**Task directions:**
Return the records below from the line containing "Convert this document image to plain text." onward, exactly, through and including the last line.

**Material:**
********************

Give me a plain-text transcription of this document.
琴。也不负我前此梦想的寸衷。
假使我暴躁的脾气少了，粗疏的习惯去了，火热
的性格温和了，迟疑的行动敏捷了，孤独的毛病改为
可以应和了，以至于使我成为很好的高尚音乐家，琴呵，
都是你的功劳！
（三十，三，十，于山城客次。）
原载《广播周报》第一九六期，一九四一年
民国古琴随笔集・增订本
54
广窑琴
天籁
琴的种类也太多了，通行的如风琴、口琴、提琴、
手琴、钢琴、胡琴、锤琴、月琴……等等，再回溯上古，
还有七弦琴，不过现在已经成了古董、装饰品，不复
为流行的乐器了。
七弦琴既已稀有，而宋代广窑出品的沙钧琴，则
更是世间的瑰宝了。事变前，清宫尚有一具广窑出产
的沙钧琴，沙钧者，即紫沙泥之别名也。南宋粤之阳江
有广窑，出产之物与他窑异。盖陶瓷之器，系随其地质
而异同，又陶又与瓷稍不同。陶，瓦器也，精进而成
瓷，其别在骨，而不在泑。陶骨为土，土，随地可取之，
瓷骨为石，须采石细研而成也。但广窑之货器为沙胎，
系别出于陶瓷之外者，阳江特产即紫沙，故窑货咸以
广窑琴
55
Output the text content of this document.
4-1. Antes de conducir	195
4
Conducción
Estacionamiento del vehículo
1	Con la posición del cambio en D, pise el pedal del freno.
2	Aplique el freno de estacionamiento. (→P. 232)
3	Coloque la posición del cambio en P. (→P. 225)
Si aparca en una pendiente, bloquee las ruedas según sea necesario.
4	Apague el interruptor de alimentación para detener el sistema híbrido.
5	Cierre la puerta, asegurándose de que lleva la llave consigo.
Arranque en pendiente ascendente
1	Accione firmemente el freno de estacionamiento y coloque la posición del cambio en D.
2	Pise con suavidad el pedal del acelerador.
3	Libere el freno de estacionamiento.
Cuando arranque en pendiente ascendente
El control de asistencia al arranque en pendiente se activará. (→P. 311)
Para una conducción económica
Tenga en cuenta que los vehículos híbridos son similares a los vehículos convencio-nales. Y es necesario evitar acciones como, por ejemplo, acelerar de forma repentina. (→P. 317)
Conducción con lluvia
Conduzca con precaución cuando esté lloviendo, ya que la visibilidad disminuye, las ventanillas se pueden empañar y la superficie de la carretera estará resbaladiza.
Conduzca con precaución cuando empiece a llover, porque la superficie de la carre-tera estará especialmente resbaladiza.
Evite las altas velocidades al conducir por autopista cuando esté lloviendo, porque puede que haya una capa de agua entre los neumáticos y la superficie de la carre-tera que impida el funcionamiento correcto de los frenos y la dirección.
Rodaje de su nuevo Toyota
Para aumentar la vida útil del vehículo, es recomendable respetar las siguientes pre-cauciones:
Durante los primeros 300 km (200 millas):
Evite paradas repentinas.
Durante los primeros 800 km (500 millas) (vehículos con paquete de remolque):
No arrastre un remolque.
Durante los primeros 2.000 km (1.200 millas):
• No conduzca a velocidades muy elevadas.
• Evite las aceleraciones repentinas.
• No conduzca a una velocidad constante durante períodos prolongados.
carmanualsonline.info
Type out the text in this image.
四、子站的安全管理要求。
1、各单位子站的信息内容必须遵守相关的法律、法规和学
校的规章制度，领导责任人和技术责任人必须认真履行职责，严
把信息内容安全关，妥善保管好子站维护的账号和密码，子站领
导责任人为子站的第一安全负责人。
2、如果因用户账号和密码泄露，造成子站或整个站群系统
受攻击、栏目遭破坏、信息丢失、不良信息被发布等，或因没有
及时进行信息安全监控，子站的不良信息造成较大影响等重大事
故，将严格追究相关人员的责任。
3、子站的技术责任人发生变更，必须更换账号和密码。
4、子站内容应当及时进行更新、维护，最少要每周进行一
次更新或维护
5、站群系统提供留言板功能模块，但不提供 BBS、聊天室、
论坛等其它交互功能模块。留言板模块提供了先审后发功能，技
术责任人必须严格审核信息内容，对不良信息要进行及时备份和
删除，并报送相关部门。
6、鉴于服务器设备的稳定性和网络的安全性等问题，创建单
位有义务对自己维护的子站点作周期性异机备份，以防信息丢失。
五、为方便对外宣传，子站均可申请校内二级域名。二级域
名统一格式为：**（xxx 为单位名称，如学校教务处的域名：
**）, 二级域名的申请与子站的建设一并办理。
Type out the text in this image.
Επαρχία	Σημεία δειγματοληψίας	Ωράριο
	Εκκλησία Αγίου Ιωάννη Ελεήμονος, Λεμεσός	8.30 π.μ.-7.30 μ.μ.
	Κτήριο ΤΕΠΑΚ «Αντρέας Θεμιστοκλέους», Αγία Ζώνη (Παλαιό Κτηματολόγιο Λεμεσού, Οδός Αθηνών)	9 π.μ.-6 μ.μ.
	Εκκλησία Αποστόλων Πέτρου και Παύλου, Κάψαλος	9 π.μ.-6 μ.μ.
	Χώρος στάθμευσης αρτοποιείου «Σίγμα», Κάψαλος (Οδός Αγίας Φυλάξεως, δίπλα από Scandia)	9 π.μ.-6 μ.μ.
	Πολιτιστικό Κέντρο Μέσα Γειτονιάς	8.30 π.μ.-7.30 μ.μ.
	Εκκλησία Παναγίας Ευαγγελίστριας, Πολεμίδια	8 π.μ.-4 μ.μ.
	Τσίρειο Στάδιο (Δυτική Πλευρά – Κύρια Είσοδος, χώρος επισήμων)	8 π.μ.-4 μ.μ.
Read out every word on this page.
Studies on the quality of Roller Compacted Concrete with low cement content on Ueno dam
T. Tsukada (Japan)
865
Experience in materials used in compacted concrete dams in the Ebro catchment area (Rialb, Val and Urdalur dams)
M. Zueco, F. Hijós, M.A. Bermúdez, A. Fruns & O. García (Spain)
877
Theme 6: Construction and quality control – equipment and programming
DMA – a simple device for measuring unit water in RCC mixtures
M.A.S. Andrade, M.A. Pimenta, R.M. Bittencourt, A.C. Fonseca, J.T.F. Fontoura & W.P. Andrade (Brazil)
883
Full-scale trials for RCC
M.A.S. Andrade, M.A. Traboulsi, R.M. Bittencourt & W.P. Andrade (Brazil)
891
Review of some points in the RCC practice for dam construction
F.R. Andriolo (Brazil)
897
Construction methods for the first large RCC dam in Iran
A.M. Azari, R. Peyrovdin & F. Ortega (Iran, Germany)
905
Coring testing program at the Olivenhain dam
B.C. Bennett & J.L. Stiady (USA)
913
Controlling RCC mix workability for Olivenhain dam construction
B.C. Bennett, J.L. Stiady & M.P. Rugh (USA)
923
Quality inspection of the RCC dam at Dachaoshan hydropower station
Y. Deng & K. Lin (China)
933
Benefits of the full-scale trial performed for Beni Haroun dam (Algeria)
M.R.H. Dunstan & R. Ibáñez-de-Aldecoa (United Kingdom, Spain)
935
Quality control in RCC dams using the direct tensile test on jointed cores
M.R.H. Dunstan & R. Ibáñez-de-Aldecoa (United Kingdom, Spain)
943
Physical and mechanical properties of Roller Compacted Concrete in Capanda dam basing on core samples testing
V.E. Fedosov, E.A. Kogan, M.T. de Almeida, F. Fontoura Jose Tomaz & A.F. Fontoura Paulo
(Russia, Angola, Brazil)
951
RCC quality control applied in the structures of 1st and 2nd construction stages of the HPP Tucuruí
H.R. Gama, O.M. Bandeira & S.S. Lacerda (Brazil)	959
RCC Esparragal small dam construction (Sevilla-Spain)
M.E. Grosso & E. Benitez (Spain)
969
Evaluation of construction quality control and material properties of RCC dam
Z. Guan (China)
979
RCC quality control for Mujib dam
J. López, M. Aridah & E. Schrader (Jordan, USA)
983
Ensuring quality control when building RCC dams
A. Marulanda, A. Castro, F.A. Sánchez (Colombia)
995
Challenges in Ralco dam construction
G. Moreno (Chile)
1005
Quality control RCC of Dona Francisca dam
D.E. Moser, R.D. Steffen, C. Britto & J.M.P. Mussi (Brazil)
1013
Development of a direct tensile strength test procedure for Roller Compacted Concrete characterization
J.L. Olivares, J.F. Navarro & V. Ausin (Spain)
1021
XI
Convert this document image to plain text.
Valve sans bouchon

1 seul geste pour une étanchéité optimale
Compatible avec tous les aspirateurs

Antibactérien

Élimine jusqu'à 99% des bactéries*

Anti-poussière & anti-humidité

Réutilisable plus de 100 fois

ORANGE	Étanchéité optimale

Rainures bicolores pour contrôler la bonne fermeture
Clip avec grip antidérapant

********************

**Task result:**
Convert this document image to plain text.
Valve sans bouchon

1 seul geste pour une étanchéité optimale
Compatible avec tous les aspirateurs

Antibactérien

Élimine jusqu'à 99% des bactéries*

Anti-poussière & anti-humidité

Réutilisable plus de 100 fois

ORANGE	Étanchéité optimale

Rainures bicolores pour contrôler la bonne fermeture
Clip avec grip antidérapant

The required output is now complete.